___ RECORDS PROVIDED ___
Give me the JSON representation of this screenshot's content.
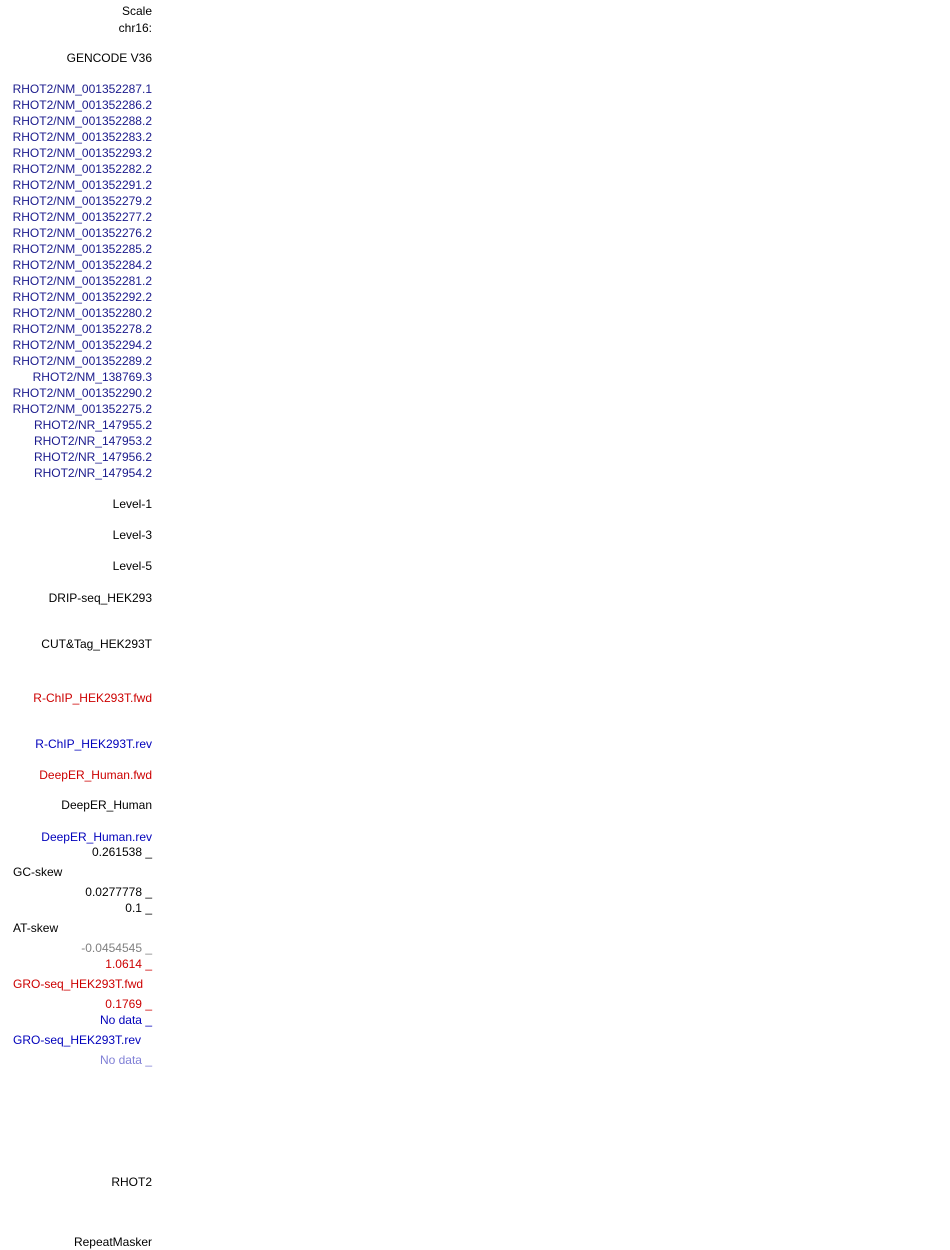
{
  "header": {
    "scale": "Scale",
    "chrom": "chr16:"
  },
  "gencode": {
    "title": "GENCODE V36",
    "transcripts": [
      "RHOT2/NM_001352287.1",
      "RHOT2/NM_001352286.2",
      "RHOT2/NM_001352288.2",
      "RHOT2/NM_001352283.2",
      "RHOT2/NM_001352293.2",
      "RHOT2/NM_001352282.2",
      "RHOT2/NM_001352291.2",
      "RHOT2/NM_001352279.2",
      "RHOT2/NM_001352277.2",
      "RHOT2/NM_001352276.2",
      "RHOT2/NM_001352285.2",
      "RHOT2/NM_001352284.2",
      "RHOT2/NM_001352281.2",
      "RHOT2/NM_001352292.2",
      "RHOT2/NM_001352280.2",
      "RHOT2/NM_001352278.2",
      "RHOT2/NM_001352294.2",
      "RHOT2/NM_001352289.2",
      "RHOT2/NM_138769.3",
      "RHOT2/NM_001352290.2",
      "RHOT2/NM_001352275.2",
      "RHOT2/NR_147955.2",
      "RHOT2/NR_147953.2",
      "RHOT2/NR_147956.2",
      "RHOT2/NR_147954.2"
    ]
  },
  "levels": [
    "Level-1",
    "Level-3",
    "Level-5"
  ],
  "tracks": {
    "drip": "DRIP-seq_HEK293",
    "cuttag": "CUT&Tag_HEK293T",
    "rchip_fwd": "R-ChIP_HEK293T.fwd",
    "rchip_rev": "R-ChIP_HEK293T.rev",
    "deeper_fwd": "DeepER_Human.fwd",
    "deeper": "DeepER_Human",
    "deeper_rev": "DeepER_Human.rev"
  },
  "gc_skew": {
    "max": "0.261538 _",
    "name": "GC-skew",
    "min": "0.0277778 _"
  },
  "at_skew": {
    "max": "0.1 _",
    "name": "AT-skew",
    "min": "-0.0454545 _"
  },
  "gro_fwd": {
    "max": "1.0614 _",
    "name": "GRO-seq_HEK293T.fwd",
    "min": "0.1769 _"
  },
  "gro_rev": {
    "max": "No data _",
    "name": "GRO-seq_HEK293T.rev",
    "min": "No data _"
  },
  "gene": "RHOT2",
  "repeatmasker": "RepeatMasker",
  "colors": {
    "default": "#000000",
    "transcript": "#1a1a8c",
    "forward": "#cc0000",
    "reverse": "#0000bb",
    "muted": "#808080",
    "no_data_light": "#7f7fd6"
  }
}
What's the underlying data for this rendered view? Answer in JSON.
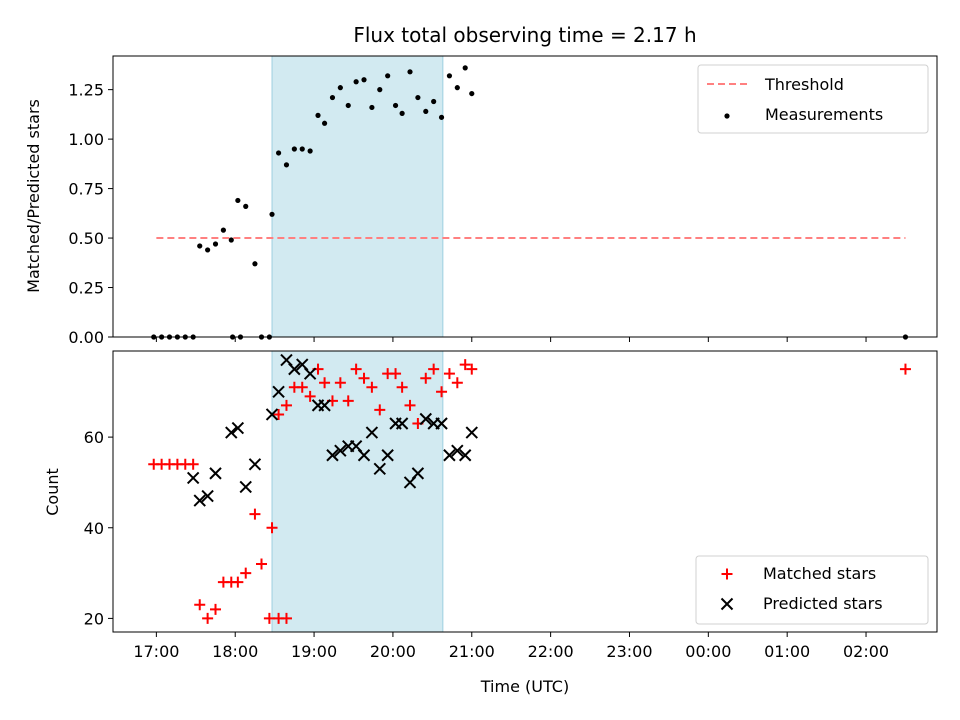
___
### GIVEN PROBLEM
Each record above should come back exactly the same, only without its pictures.

### RESULT BELOW
Give me the JSON representation of this screenshot's content.
{
  "header": {
    "scale": "Scale",
    "chrom": "chr16:"
  },
  "gencode": {
    "title": "GENCODE V36",
    "transcripts": [
      "RHOT2/NM_001352287.1",
      "RHOT2/NM_001352286.2",
      "RHOT2/NM_001352288.2",
      "RHOT2/NM_001352283.2",
      "RHOT2/NM_001352293.2",
      "RHOT2/NM_001352282.2",
      "RHOT2/NM_001352291.2",
      "RHOT2/NM_001352279.2",
      "RHOT2/NM_001352277.2",
      "RHOT2/NM_001352276.2",
      "RHOT2/NM_001352285.2",
      "RHOT2/NM_001352284.2",
      "RHOT2/NM_001352281.2",
      "RHOT2/NM_001352292.2",
      "RHOT2/NM_001352280.2",
      "RHOT2/NM_001352278.2",
      "RHOT2/NM_001352294.2",
      "RHOT2/NM_001352289.2",
      "RHOT2/NM_138769.3",
      "RHOT2/NM_001352290.2",
      "RHOT2/NM_001352275.2",
      "RHOT2/NR_147955.2",
      "RHOT2/NR_147953.2",
      "RHOT2/NR_147956.2",
      "RHOT2/NR_147954.2"
    ]
  },
  "levels": [
    "Level-1",
    "Level-3",
    "Level-5"
  ],
  "tracks": {
    "drip": "DRIP-seq_HEK293",
    "cuttag": "CUT&Tag_HEK293T",
    "rchip_fwd": "R-ChIP_HEK293T.fwd",
    "rchip_rev": "R-ChIP_HEK293T.rev",
    "deeper_fwd": "DeepER_Human.fwd",
    "deeper": "DeepER_Human",
    "deeper_rev": "DeepER_Human.rev"
  },
  "gc_skew": {
    "max": "0.261538 _",
    "name": "GC-skew",
    "min": "0.0277778 _"
  },
  "at_skew": {
    "max": "0.1 _",
    "name": "AT-skew",
    "min": "-0.0454545 _"
  },
  "gro_fwd": {
    "max": "1.0614 _",
    "name": "GRO-seq_HEK293T.fwd",
    "min": "0.1769 _"
  },
  "gro_rev": {
    "max": "No data _",
    "name": "GRO-seq_HEK293T.rev",
    "min": "No data _"
  },
  "gene": "RHOT2",
  "repeatmasker": "RepeatMasker",
  "colors": {
    "default": "#000000",
    "transcript": "#1a1a8c",
    "forward": "#cc0000",
    "reverse": "#0000bb",
    "muted": "#808080",
    "no_data_light": "#7f7fd6"
  }
}
What's the underlying data for this rendered view? Answer in JSON.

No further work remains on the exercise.